L’exemple néerlandais montre que l’on peut trouver des solutions réduisant l’insécurité sans réduire la flexibilité. Mais d’autres exemples sont intéressants. Je n’en évoquerai qu’un : celui des personnes qui assurent la garde des enfants pour faciliter l’accès à l’emploi du parent (la femme dans 98 % des cas en France) qui, jusqu’alors, avait la responsabilité de s’occuper de l’enfant durant les heures habituelles de travail. En France, nous avons choisi de solvabiliser la demande : des aides sont versées aux parents pour financer une assistante maternelle par exemple, tandis que d’autres aides (fiscales) permettent d’employer des personnels de service à domicile. Or toutes ces aides multiplient les « bouts d’emploi », avec des garanties inexistantes ou insuffisantes : en cas de décès du particulier employeur, le contrat de travail disparaît, les dispositions de la convention collective sont parfois ignorées, les droits à formation jamais utilisés en faveur du salarié, etc. Et, dans le meilleur des cas, il ne s’agit que d’un temps partiel. Au contraire, en Suède, l’organisation de la garde d’enfants relève d’un service public communal : le droit de faire garder ses enfants est assuré, et le paiement du service est fonction du revenu (faible pour les revenus faibles, élevé pour les revenus élevés). Grâce à cette organisation, il y a mutualisation des « bouts d’emploi », mais aussi meilleur respect des droits des salariés sans que cela desserve les usagers. On pourrait avoir une réflexion analogue pour l’APA (allocation pour personnes âgées dépendantes) : remplacer des prestations dites « de gré à gré » (entre un particulier employeur et un salarié chargé de fournir le service) par des prestations remplies par une association spécialisée, qui recevrait les aides et facturerait en conséquence, permettrait de transformer ce type de services en emplois professionnels de meilleure qualité, à la fois moins instables et susceptibles d’évolutions de carrière.

========

Objectif de l’exercice. D’après l’extrait de page, pourquoi les aides françaises à la garde d’enfants donnent-elles des emplois aux garanties inexistantes ou insuffisantes ? Répondez en une à trois phrases. Les lignes qui suivent proviennent d’une autre source.

========

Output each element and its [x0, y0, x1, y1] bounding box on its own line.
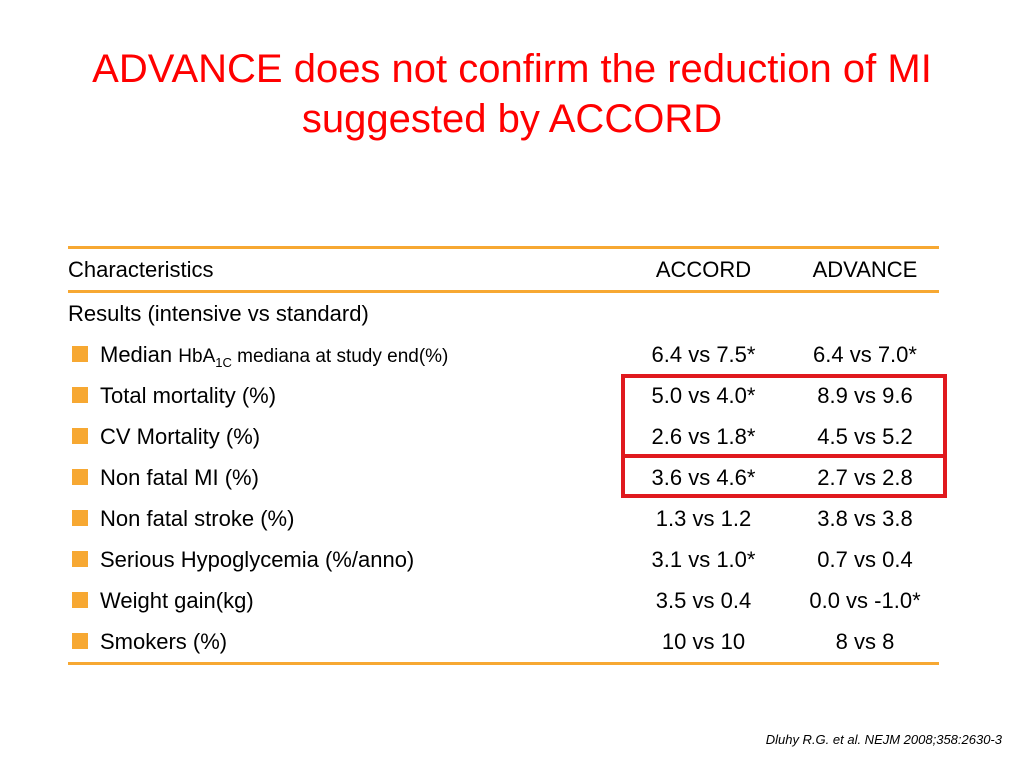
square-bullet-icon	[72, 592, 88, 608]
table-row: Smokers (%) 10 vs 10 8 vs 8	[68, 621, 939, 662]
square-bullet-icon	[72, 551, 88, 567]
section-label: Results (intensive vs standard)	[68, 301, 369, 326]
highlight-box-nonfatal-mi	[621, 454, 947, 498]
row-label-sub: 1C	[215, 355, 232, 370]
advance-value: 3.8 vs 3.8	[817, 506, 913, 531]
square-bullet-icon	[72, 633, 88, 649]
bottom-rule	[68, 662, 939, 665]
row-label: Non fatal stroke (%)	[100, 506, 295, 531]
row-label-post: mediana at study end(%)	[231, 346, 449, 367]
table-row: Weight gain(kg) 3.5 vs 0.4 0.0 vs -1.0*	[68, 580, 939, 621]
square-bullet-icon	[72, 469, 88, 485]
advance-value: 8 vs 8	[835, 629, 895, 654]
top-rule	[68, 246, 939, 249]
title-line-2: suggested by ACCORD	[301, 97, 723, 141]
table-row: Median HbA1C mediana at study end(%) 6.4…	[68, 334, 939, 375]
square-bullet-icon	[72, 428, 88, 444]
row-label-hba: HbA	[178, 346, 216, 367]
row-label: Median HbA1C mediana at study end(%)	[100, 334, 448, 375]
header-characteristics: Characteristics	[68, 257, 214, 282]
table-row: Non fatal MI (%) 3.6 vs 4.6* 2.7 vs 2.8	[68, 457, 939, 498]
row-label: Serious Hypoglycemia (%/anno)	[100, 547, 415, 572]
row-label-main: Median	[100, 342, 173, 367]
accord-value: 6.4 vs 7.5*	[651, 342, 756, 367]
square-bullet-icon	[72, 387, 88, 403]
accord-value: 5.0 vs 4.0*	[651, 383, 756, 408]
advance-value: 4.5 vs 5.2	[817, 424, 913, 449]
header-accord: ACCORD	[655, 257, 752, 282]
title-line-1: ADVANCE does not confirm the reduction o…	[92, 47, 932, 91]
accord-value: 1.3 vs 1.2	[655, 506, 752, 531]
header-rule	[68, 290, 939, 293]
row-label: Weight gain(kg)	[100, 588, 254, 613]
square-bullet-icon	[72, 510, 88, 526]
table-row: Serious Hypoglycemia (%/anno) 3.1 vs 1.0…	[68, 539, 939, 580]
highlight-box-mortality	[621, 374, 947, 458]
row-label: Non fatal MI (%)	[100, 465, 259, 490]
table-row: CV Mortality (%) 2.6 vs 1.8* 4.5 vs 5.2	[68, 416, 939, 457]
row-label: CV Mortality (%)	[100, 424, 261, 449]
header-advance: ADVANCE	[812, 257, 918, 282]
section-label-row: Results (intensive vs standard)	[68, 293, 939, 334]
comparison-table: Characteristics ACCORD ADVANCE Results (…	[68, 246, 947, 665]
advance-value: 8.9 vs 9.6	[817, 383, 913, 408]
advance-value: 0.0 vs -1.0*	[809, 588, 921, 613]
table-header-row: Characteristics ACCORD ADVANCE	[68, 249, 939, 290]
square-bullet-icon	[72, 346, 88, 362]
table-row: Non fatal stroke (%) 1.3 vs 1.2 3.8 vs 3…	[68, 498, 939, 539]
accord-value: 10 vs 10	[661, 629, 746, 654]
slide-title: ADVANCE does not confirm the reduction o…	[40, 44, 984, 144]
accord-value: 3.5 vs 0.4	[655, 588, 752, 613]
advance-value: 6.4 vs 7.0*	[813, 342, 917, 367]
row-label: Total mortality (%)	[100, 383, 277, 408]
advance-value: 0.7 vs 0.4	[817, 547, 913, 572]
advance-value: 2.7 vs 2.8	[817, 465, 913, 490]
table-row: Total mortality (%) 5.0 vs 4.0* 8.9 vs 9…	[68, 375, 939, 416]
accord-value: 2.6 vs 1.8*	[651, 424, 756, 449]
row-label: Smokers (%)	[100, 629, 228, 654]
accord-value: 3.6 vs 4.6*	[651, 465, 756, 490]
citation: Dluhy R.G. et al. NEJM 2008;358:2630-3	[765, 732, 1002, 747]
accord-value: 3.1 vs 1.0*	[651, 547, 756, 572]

========

Réponse attendue. Ces aides multiplient les « bouts d’emploi » : si le particulier employeur décède, le contrat de travail disparaît. La convention collective est parfois ignorée et les droits à formation ne sont jamais utilisés en faveur du salarié. Dans le meilleur des cas, il ne s’agit que d’un temps partiel.